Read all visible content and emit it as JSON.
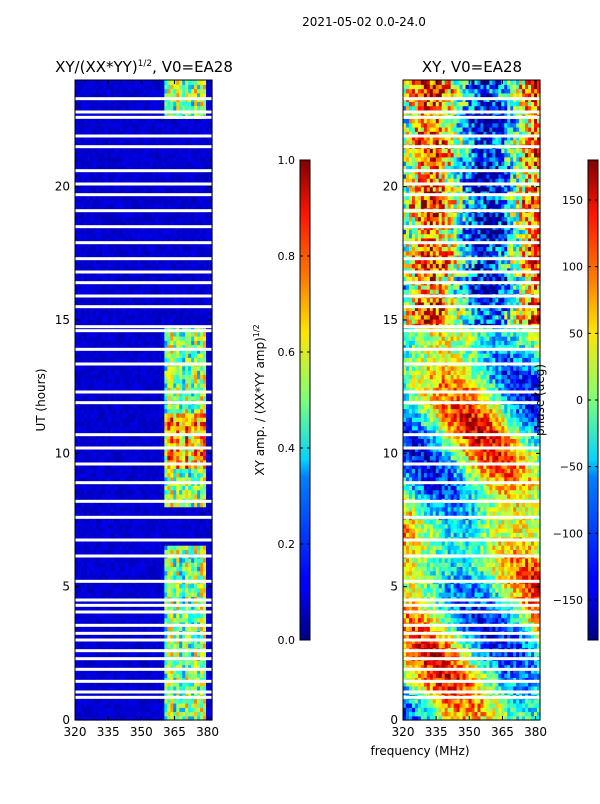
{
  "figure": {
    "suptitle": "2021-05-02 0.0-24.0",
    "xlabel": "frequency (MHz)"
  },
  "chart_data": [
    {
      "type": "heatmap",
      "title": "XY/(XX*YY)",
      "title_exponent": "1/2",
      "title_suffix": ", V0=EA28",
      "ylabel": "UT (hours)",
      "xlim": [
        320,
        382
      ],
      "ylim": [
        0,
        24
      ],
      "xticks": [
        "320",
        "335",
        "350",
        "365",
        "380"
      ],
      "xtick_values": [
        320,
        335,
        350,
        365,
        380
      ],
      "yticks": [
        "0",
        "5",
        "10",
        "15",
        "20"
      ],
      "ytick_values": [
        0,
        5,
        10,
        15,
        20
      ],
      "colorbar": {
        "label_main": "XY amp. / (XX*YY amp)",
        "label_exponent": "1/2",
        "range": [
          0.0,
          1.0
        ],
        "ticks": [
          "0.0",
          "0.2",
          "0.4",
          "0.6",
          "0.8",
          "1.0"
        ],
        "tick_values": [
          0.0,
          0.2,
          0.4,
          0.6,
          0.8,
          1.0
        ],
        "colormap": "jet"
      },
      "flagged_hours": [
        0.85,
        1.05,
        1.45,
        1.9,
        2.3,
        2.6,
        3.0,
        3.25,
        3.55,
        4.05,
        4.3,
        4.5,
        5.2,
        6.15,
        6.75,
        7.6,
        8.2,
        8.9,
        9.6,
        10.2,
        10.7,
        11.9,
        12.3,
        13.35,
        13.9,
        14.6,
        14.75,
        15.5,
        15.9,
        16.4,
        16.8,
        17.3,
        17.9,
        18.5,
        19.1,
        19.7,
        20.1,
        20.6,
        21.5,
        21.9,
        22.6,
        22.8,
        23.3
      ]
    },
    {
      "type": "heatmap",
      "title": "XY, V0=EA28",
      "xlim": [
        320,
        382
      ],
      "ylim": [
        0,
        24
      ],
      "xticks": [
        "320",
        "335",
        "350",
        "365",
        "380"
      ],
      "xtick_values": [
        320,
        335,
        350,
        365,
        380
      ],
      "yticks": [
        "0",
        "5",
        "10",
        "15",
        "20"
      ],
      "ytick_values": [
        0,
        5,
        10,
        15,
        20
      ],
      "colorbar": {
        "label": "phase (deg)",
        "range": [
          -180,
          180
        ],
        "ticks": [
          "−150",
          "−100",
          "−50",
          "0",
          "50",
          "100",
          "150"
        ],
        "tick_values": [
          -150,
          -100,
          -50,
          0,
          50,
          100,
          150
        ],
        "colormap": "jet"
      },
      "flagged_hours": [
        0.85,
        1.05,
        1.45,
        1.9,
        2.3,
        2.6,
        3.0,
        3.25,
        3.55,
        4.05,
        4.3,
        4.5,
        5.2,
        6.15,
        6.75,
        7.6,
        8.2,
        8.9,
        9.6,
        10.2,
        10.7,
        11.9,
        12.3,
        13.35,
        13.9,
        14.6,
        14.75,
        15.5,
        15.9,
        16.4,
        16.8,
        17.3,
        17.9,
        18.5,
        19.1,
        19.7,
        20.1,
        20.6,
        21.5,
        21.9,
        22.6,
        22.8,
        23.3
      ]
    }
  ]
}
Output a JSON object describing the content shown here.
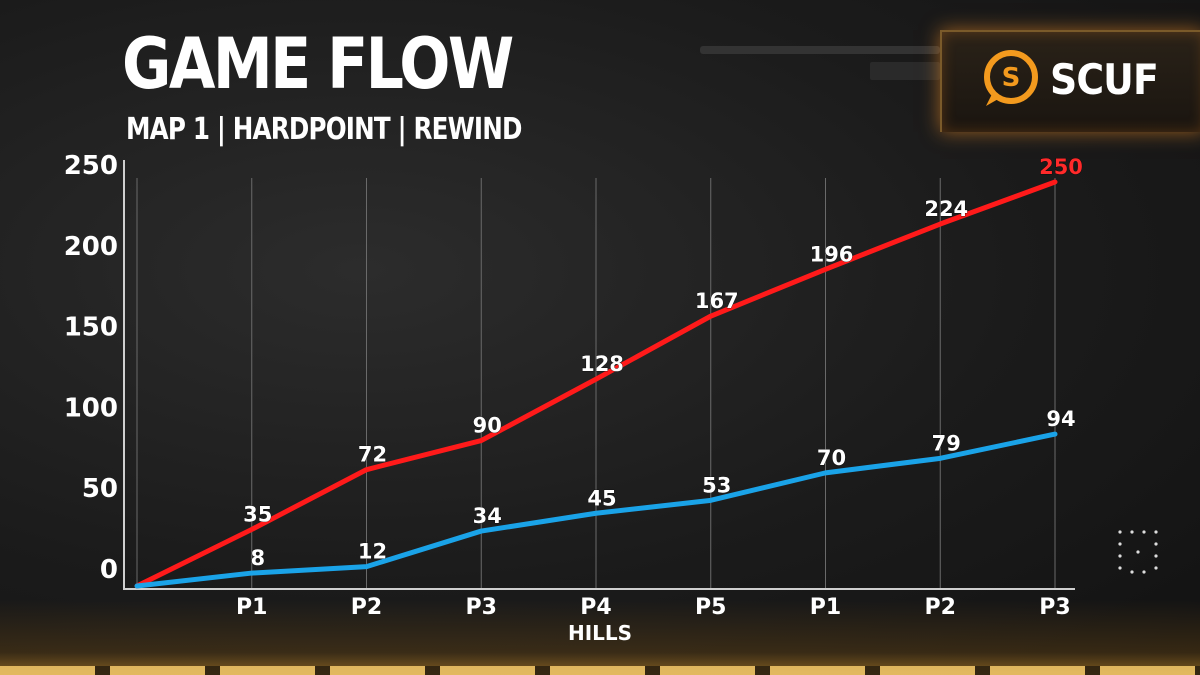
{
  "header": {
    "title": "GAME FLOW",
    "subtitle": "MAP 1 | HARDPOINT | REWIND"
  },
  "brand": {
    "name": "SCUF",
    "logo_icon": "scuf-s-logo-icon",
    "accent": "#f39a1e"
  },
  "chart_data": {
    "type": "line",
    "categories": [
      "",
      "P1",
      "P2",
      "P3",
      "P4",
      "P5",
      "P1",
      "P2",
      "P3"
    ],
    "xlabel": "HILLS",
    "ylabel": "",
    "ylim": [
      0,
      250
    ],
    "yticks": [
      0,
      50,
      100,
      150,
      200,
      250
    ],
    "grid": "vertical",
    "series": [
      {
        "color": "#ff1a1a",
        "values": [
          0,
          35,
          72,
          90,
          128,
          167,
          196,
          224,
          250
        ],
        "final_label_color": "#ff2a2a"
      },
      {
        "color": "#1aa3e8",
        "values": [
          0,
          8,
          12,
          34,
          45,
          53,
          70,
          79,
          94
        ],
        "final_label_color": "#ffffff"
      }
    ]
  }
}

### [Stated exercise]
Set every line down exactly as written, leaving each picture out.

### [Written answer]
Read all visible content and emit it as JSON.
{
  "figure": {
    "suptitle": "2021-05-02 0.0-24.0",
    "xlabel": "frequency (MHz)"
  },
  "chart_data": [
    {
      "type": "heatmap",
      "title": "XY/(XX*YY)",
      "title_exponent": "1/2",
      "title_suffix": ", V0=EA28",
      "ylabel": "UT (hours)",
      "xlim": [
        320,
        382
      ],
      "ylim": [
        0,
        24
      ],
      "xticks": [
        "320",
        "335",
        "350",
        "365",
        "380"
      ],
      "xtick_values": [
        320,
        335,
        350,
        365,
        380
      ],
      "yticks": [
        "0",
        "5",
        "10",
        "15",
        "20"
      ],
      "ytick_values": [
        0,
        5,
        10,
        15,
        20
      ],
      "colorbar": {
        "label_main": "XY amp. / (XX*YY amp)",
        "label_exponent": "1/2",
        "range": [
          0.0,
          1.0
        ],
        "ticks": [
          "0.0",
          "0.2",
          "0.4",
          "0.6",
          "0.8",
          "1.0"
        ],
        "tick_values": [
          0.0,
          0.2,
          0.4,
          0.6,
          0.8,
          1.0
        ],
        "colormap": "jet"
      },
      "flagged_hours": [
        0.85,
        1.05,
        1.45,
        1.9,
        2.3,
        2.6,
        3.0,
        3.25,
        3.55,
        4.05,
        4.3,
        4.5,
        5.2,
        6.15,
        6.75,
        7.6,
        8.2,
        8.9,
        9.6,
        10.2,
        10.7,
        11.9,
        12.3,
        13.35,
        13.9,
        14.6,
        14.75,
        15.5,
        15.9,
        16.4,
        16.8,
        17.3,
        17.9,
        18.5,
        19.1,
        19.7,
        20.1,
        20.6,
        21.5,
        21.9,
        22.6,
        22.8,
        23.3
      ]
    },
    {
      "type": "heatmap",
      "title": "XY, V0=EA28",
      "xlim": [
        320,
        382
      ],
      "ylim": [
        0,
        24
      ],
      "xticks": [
        "320",
        "335",
        "350",
        "365",
        "380"
      ],
      "xtick_values": [
        320,
        335,
        350,
        365,
        380
      ],
      "yticks": [
        "0",
        "5",
        "10",
        "15",
        "20"
      ],
      "ytick_values": [
        0,
        5,
        10,
        15,
        20
      ],
      "colorbar": {
        "label": "phase (deg)",
        "range": [
          -180,
          180
        ],
        "ticks": [
          "−150",
          "−100",
          "−50",
          "0",
          "50",
          "100",
          "150"
        ],
        "tick_values": [
          -150,
          -100,
          -50,
          0,
          50,
          100,
          150
        ],
        "colormap": "jet"
      },
      "flagged_hours": [
        0.85,
        1.05,
        1.45,
        1.9,
        2.3,
        2.6,
        3.0,
        3.25,
        3.55,
        4.05,
        4.3,
        4.5,
        5.2,
        6.15,
        6.75,
        7.6,
        8.2,
        8.9,
        9.6,
        10.2,
        10.7,
        11.9,
        12.3,
        13.35,
        13.9,
        14.6,
        14.75,
        15.5,
        15.9,
        16.4,
        16.8,
        17.3,
        17.9,
        18.5,
        19.1,
        19.7,
        20.1,
        20.6,
        21.5,
        21.9,
        22.6,
        22.8,
        23.3
      ]
    }
  ]
}
Output a JSON object describing the content shown here.
{
  "header": {
    "title": "GAME FLOW",
    "subtitle": "MAP 1 | HARDPOINT | REWIND"
  },
  "brand": {
    "name": "SCUF",
    "logo_icon": "scuf-s-logo-icon",
    "accent": "#f39a1e"
  },
  "chart_data": {
    "type": "line",
    "categories": [
      "",
      "P1",
      "P2",
      "P3",
      "P4",
      "P5",
      "P1",
      "P2",
      "P3"
    ],
    "xlabel": "HILLS",
    "ylabel": "",
    "ylim": [
      0,
      250
    ],
    "yticks": [
      0,
      50,
      100,
      150,
      200,
      250
    ],
    "grid": "vertical",
    "series": [
      {
        "color": "#ff1a1a",
        "values": [
          0,
          35,
          72,
          90,
          128,
          167,
          196,
          224,
          250
        ],
        "final_label_color": "#ff2a2a"
      },
      {
        "color": "#1aa3e8",
        "values": [
          0,
          8,
          12,
          34,
          45,
          53,
          70,
          79,
          94
        ],
        "final_label_color": "#ffffff"
      }
    ]
  }
}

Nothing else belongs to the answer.